* begin MATERIAL *

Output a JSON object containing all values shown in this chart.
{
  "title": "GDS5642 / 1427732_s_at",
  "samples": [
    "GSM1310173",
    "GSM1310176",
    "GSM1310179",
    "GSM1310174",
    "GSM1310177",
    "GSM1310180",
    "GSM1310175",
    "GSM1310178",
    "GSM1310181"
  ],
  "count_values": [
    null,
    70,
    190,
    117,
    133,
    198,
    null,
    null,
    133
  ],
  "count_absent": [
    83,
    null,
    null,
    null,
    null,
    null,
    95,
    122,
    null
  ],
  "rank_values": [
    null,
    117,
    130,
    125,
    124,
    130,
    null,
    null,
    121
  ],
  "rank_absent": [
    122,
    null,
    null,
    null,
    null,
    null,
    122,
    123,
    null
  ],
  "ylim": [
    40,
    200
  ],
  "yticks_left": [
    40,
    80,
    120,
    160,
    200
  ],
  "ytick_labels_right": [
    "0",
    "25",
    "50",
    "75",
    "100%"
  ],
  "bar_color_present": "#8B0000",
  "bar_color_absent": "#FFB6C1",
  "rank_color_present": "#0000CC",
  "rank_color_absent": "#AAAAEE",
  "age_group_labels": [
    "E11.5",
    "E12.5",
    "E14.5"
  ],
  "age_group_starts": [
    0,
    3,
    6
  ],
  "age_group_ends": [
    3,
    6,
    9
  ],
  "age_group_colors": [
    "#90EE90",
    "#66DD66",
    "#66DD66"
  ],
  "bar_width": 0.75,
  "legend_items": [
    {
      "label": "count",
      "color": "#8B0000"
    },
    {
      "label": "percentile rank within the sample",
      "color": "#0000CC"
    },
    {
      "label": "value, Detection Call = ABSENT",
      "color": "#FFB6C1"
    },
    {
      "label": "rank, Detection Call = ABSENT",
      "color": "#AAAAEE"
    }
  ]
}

* end MATERIAL *

### EXERCISE OBJECTIVE
Only lines with the string "AAAAEE" belong in your answer; copy each one.

### RESULT
  "rank_color_absent": "#AAAAEE",
      "color": "#AAAAEE"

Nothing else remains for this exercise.